RECORDS TO USE.
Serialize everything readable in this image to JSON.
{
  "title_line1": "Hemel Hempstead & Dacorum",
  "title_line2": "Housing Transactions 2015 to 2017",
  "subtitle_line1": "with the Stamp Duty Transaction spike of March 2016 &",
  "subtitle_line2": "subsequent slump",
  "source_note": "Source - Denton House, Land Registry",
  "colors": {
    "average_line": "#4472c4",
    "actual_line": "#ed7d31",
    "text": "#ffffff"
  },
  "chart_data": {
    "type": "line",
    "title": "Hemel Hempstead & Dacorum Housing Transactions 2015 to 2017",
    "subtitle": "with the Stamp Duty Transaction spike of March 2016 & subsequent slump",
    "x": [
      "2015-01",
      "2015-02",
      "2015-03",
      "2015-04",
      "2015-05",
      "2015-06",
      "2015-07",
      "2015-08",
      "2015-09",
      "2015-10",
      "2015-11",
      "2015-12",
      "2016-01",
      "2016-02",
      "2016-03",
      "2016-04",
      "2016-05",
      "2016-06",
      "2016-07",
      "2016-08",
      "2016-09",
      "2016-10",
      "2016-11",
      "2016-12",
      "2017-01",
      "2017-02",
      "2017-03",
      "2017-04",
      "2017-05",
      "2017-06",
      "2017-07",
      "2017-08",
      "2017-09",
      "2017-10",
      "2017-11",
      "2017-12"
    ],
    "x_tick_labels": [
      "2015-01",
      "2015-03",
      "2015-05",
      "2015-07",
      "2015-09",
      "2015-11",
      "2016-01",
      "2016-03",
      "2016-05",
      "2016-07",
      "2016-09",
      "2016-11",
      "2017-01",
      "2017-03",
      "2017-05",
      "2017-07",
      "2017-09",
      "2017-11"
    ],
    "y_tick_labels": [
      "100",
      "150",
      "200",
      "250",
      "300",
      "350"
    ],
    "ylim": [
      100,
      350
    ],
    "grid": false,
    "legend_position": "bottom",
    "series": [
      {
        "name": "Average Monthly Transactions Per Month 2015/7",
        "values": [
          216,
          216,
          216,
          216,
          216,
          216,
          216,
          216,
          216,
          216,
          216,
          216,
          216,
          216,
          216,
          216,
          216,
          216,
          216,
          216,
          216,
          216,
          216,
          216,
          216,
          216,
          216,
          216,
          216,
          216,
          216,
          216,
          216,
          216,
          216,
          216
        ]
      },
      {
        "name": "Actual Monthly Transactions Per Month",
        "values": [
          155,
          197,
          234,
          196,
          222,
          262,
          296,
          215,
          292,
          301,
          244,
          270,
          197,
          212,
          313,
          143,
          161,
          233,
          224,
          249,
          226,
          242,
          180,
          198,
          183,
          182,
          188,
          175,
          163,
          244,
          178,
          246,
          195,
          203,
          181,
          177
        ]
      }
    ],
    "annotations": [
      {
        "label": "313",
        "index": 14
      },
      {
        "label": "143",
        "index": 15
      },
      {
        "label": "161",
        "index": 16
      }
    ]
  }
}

REQUIREMENT.
Transcribe all of the material exactly. Omit nothing.

TASK OUTPUT.
Serialize everything readable in this image to JSON.
{
  "title_line1": "Hemel Hempstead & Dacorum",
  "title_line2": "Housing Transactions 2015 to 2017",
  "subtitle_line1": "with the Stamp Duty Transaction spike of March 2016 &",
  "subtitle_line2": "subsequent slump",
  "source_note": "Source - Denton House, Land Registry",
  "colors": {
    "average_line": "#4472c4",
    "actual_line": "#ed7d31",
    "text": "#ffffff"
  },
  "chart_data": {
    "type": "line",
    "title": "Hemel Hempstead & Dacorum Housing Transactions 2015 to 2017",
    "subtitle": "with the Stamp Duty Transaction spike of March 2016 & subsequent slump",
    "x": [
      "2015-01",
      "2015-02",
      "2015-03",
      "2015-04",
      "2015-05",
      "2015-06",
      "2015-07",
      "2015-08",
      "2015-09",
      "2015-10",
      "2015-11",
      "2015-12",
      "2016-01",
      "2016-02",
      "2016-03",
      "2016-04",
      "2016-05",
      "2016-06",
      "2016-07",
      "2016-08",
      "2016-09",
      "2016-10",
      "2016-11",
      "2016-12",
      "2017-01",
      "2017-02",
      "2017-03",
      "2017-04",
      "2017-05",
      "2017-06",
      "2017-07",
      "2017-08",
      "2017-09",
      "2017-10",
      "2017-11",
      "2017-12"
    ],
    "x_tick_labels": [
      "2015-01",
      "2015-03",
      "2015-05",
      "2015-07",
      "2015-09",
      "2015-11",
      "2016-01",
      "2016-03",
      "2016-05",
      "2016-07",
      "2016-09",
      "2016-11",
      "2017-01",
      "2017-03",
      "2017-05",
      "2017-07",
      "2017-09",
      "2017-11"
    ],
    "y_tick_labels": [
      "100",
      "150",
      "200",
      "250",
      "300",
      "350"
    ],
    "ylim": [
      100,
      350
    ],
    "grid": false,
    "legend_position": "bottom",
    "series": [
      {
        "name": "Average Monthly Transactions Per Month 2015/7",
        "values": [
          216,
          216,
          216,
          216,
          216,
          216,
          216,
          216,
          216,
          216,
          216,
          216,
          216,
          216,
          216,
          216,
          216,
          216,
          216,
          216,
          216,
          216,
          216,
          216,
          216,
          216,
          216,
          216,
          216,
          216,
          216,
          216,
          216,
          216,
          216,
          216
        ]
      },
      {
        "name": "Actual Monthly Transactions Per Month",
        "values": [
          155,
          197,
          234,
          196,
          222,
          262,
          296,
          215,
          292,
          301,
          244,
          270,
          197,
          212,
          313,
          143,
          161,
          233,
          224,
          249,
          226,
          242,
          180,
          198,
          183,
          182,
          188,
          175,
          163,
          244,
          178,
          246,
          195,
          203,
          181,
          177
        ]
      }
    ],
    "annotations": [
      {
        "label": "313",
        "index": 14
      },
      {
        "label": "143",
        "index": 15
      },
      {
        "label": "161",
        "index": 16
      }
    ]
  }
}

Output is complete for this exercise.